> [Rows from a dataset]
▬▬▬▬▬▬▬▬▬▬

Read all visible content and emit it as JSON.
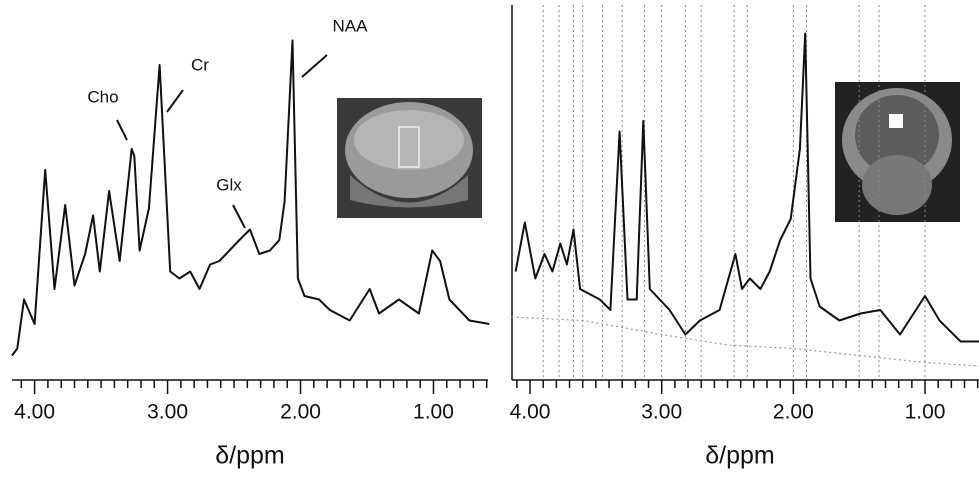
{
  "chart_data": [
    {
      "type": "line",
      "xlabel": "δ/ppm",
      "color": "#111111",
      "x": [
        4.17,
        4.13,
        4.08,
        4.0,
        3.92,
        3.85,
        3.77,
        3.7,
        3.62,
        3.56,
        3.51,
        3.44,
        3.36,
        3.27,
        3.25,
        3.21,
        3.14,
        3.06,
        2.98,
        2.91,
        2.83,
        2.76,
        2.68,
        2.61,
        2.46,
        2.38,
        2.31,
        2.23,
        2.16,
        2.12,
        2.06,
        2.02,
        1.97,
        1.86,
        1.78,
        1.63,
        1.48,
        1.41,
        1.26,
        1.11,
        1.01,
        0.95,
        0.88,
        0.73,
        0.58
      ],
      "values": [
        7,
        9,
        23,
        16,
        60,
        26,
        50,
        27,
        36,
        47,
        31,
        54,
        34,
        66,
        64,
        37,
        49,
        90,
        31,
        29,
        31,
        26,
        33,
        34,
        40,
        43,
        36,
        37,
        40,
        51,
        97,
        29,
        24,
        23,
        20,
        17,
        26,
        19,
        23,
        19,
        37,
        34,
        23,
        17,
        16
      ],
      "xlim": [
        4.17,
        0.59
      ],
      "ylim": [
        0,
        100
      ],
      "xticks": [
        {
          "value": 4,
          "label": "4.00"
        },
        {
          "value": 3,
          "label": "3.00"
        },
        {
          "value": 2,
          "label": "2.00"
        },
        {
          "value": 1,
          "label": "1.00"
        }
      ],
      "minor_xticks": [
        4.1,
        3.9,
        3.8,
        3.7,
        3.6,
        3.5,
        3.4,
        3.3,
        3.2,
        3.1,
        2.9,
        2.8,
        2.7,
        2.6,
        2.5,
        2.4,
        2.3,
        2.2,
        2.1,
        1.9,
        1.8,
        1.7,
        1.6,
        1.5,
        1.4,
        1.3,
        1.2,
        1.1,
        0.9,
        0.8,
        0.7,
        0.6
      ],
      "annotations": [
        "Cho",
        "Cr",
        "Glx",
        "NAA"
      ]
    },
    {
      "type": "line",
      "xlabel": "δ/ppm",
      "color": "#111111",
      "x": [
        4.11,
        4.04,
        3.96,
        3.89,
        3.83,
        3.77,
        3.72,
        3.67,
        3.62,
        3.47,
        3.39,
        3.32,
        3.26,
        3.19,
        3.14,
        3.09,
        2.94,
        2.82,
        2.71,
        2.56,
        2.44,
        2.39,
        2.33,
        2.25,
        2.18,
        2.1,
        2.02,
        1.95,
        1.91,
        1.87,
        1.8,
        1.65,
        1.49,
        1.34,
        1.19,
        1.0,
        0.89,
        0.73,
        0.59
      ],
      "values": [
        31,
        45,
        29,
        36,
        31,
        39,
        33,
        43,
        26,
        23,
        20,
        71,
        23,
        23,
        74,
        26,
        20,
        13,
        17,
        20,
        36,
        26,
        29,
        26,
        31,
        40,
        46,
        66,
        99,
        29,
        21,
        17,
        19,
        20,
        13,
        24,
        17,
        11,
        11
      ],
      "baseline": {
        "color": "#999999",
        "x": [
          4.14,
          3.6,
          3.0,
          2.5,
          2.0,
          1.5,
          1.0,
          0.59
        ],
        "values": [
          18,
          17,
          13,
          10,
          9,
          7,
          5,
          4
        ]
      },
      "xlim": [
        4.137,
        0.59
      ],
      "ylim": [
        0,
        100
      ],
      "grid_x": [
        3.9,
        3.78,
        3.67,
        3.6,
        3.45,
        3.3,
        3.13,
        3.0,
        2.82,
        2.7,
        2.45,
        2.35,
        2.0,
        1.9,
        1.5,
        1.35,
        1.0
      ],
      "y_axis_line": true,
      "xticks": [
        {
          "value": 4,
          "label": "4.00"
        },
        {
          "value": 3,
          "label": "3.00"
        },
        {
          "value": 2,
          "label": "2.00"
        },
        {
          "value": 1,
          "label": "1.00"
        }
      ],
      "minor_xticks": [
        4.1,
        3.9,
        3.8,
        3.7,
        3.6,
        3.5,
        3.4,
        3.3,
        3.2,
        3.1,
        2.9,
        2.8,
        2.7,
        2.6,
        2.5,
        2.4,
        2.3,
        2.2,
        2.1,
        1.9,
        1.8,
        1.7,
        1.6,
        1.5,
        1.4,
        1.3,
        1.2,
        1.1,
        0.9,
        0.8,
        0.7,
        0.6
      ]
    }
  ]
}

▬▬▬▬▬▬▬▬▬▬

Repeat the preceding records precisely, and leave every picture out of the copy.

Read all visible content and emit it as JSON.
{
  "chart_data": [
    {
      "type": "line",
      "xlabel": "δ/ppm",
      "color": "#111111",
      "x": [
        4.17,
        4.13,
        4.08,
        4.0,
        3.92,
        3.85,
        3.77,
        3.7,
        3.62,
        3.56,
        3.51,
        3.44,
        3.36,
        3.27,
        3.25,
        3.21,
        3.14,
        3.06,
        2.98,
        2.91,
        2.83,
        2.76,
        2.68,
        2.61,
        2.46,
        2.38,
        2.31,
        2.23,
        2.16,
        2.12,
        2.06,
        2.02,
        1.97,
        1.86,
        1.78,
        1.63,
        1.48,
        1.41,
        1.26,
        1.11,
        1.01,
        0.95,
        0.88,
        0.73,
        0.58
      ],
      "values": [
        7,
        9,
        23,
        16,
        60,
        26,
        50,
        27,
        36,
        47,
        31,
        54,
        34,
        66,
        64,
        37,
        49,
        90,
        31,
        29,
        31,
        26,
        33,
        34,
        40,
        43,
        36,
        37,
        40,
        51,
        97,
        29,
        24,
        23,
        20,
        17,
        26,
        19,
        23,
        19,
        37,
        34,
        23,
        17,
        16
      ],
      "xlim": [
        4.17,
        0.59
      ],
      "ylim": [
        0,
        100
      ],
      "xticks": [
        {
          "value": 4,
          "label": "4.00"
        },
        {
          "value": 3,
          "label": "3.00"
        },
        {
          "value": 2,
          "label": "2.00"
        },
        {
          "value": 1,
          "label": "1.00"
        }
      ],
      "minor_xticks": [
        4.1,
        3.9,
        3.8,
        3.7,
        3.6,
        3.5,
        3.4,
        3.3,
        3.2,
        3.1,
        2.9,
        2.8,
        2.7,
        2.6,
        2.5,
        2.4,
        2.3,
        2.2,
        2.1,
        1.9,
        1.8,
        1.7,
        1.6,
        1.5,
        1.4,
        1.3,
        1.2,
        1.1,
        0.9,
        0.8,
        0.7,
        0.6
      ],
      "annotations": [
        "Cho",
        "Cr",
        "Glx",
        "NAA"
      ]
    },
    {
      "type": "line",
      "xlabel": "δ/ppm",
      "color": "#111111",
      "x": [
        4.11,
        4.04,
        3.96,
        3.89,
        3.83,
        3.77,
        3.72,
        3.67,
        3.62,
        3.47,
        3.39,
        3.32,
        3.26,
        3.19,
        3.14,
        3.09,
        2.94,
        2.82,
        2.71,
        2.56,
        2.44,
        2.39,
        2.33,
        2.25,
        2.18,
        2.1,
        2.02,
        1.95,
        1.91,
        1.87,
        1.8,
        1.65,
        1.49,
        1.34,
        1.19,
        1.0,
        0.89,
        0.73,
        0.59
      ],
      "values": [
        31,
        45,
        29,
        36,
        31,
        39,
        33,
        43,
        26,
        23,
        20,
        71,
        23,
        23,
        74,
        26,
        20,
        13,
        17,
        20,
        36,
        26,
        29,
        26,
        31,
        40,
        46,
        66,
        99,
        29,
        21,
        17,
        19,
        20,
        13,
        24,
        17,
        11,
        11
      ],
      "baseline": {
        "color": "#999999",
        "x": [
          4.14,
          3.6,
          3.0,
          2.5,
          2.0,
          1.5,
          1.0,
          0.59
        ],
        "values": [
          18,
          17,
          13,
          10,
          9,
          7,
          5,
          4
        ]
      },
      "xlim": [
        4.137,
        0.59
      ],
      "ylim": [
        0,
        100
      ],
      "grid_x": [
        3.9,
        3.78,
        3.67,
        3.6,
        3.45,
        3.3,
        3.13,
        3.0,
        2.82,
        2.7,
        2.45,
        2.35,
        2.0,
        1.9,
        1.5,
        1.35,
        1.0
      ],
      "y_axis_line": true,
      "xticks": [
        {
          "value": 4,
          "label": "4.00"
        },
        {
          "value": 3,
          "label": "3.00"
        },
        {
          "value": 2,
          "label": "2.00"
        },
        {
          "value": 1,
          "label": "1.00"
        }
      ],
      "minor_xticks": [
        4.1,
        3.9,
        3.8,
        3.7,
        3.6,
        3.5,
        3.4,
        3.3,
        3.2,
        3.1,
        2.9,
        2.8,
        2.7,
        2.6,
        2.5,
        2.4,
        2.3,
        2.2,
        2.1,
        1.9,
        1.8,
        1.7,
        1.6,
        1.5,
        1.4,
        1.3,
        1.2,
        1.1,
        0.9,
        0.8,
        0.7,
        0.6
      ]
    }
  ]
}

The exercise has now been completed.